INPUT RECORDS Start Marker

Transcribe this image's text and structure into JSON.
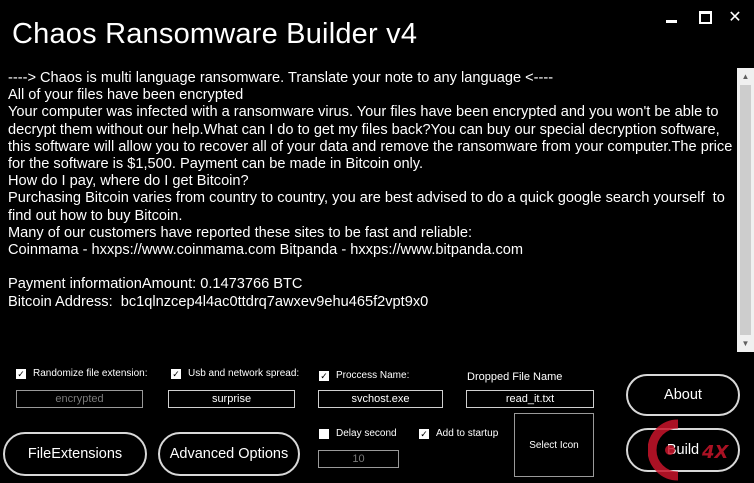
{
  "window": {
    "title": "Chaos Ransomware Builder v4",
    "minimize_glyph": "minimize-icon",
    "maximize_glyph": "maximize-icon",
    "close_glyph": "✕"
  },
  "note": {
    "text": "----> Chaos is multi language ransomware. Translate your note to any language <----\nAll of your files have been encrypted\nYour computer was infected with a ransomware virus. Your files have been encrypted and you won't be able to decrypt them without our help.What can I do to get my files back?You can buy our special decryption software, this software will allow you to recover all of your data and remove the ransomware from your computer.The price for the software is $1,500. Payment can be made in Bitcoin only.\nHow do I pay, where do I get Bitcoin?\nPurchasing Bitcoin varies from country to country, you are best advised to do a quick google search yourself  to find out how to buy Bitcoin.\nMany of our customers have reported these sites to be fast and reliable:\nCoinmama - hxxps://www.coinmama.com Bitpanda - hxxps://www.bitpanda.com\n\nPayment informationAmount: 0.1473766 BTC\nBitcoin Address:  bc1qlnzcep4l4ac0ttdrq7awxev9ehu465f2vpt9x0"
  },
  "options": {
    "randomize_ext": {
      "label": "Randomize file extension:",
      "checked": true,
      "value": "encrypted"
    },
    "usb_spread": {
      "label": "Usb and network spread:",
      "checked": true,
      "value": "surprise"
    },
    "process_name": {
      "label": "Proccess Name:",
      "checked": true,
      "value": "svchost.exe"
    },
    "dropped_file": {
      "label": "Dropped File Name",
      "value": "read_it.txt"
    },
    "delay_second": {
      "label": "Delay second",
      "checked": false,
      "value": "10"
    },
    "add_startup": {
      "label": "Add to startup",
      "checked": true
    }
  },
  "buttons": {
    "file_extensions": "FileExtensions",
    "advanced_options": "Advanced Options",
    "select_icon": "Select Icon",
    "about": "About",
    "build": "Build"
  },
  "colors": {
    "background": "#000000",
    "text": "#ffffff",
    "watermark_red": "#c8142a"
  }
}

INPUT RECORDS End Marker

A verbatim retyping of the listing, without any pictures, is the expected answer.

FINISHED EXERCISE
Transcribe this image's text and structure into JSON.
{
  "window": {
    "title": "Chaos Ransomware Builder v4",
    "minimize_glyph": "minimize-icon",
    "maximize_glyph": "maximize-icon",
    "close_glyph": "✕"
  },
  "note": {
    "text": "----> Chaos is multi language ransomware. Translate your note to any language <----\nAll of your files have been encrypted\nYour computer was infected with a ransomware virus. Your files have been encrypted and you won't be able to decrypt them without our help.What can I do to get my files back?You can buy our special decryption software, this software will allow you to recover all of your data and remove the ransomware from your computer.The price for the software is $1,500. Payment can be made in Bitcoin only.\nHow do I pay, where do I get Bitcoin?\nPurchasing Bitcoin varies from country to country, you are best advised to do a quick google search yourself  to find out how to buy Bitcoin.\nMany of our customers have reported these sites to be fast and reliable:\nCoinmama - hxxps://www.coinmama.com Bitpanda - hxxps://www.bitpanda.com\n\nPayment informationAmount: 0.1473766 BTC\nBitcoin Address:  bc1qlnzcep4l4ac0ttdrq7awxev9ehu465f2vpt9x0"
  },
  "options": {
    "randomize_ext": {
      "label": "Randomize file extension:",
      "checked": true,
      "value": "encrypted"
    },
    "usb_spread": {
      "label": "Usb and network spread:",
      "checked": true,
      "value": "surprise"
    },
    "process_name": {
      "label": "Proccess Name:",
      "checked": true,
      "value": "svchost.exe"
    },
    "dropped_file": {
      "label": "Dropped File Name",
      "value": "read_it.txt"
    },
    "delay_second": {
      "label": "Delay second",
      "checked": false,
      "value": "10"
    },
    "add_startup": {
      "label": "Add to startup",
      "checked": true
    }
  },
  "buttons": {
    "file_extensions": "FileExtensions",
    "advanced_options": "Advanced Options",
    "select_icon": "Select Icon",
    "about": "About",
    "build": "Build"
  },
  "colors": {
    "background": "#000000",
    "text": "#ffffff",
    "watermark_red": "#c8142a"
  }
}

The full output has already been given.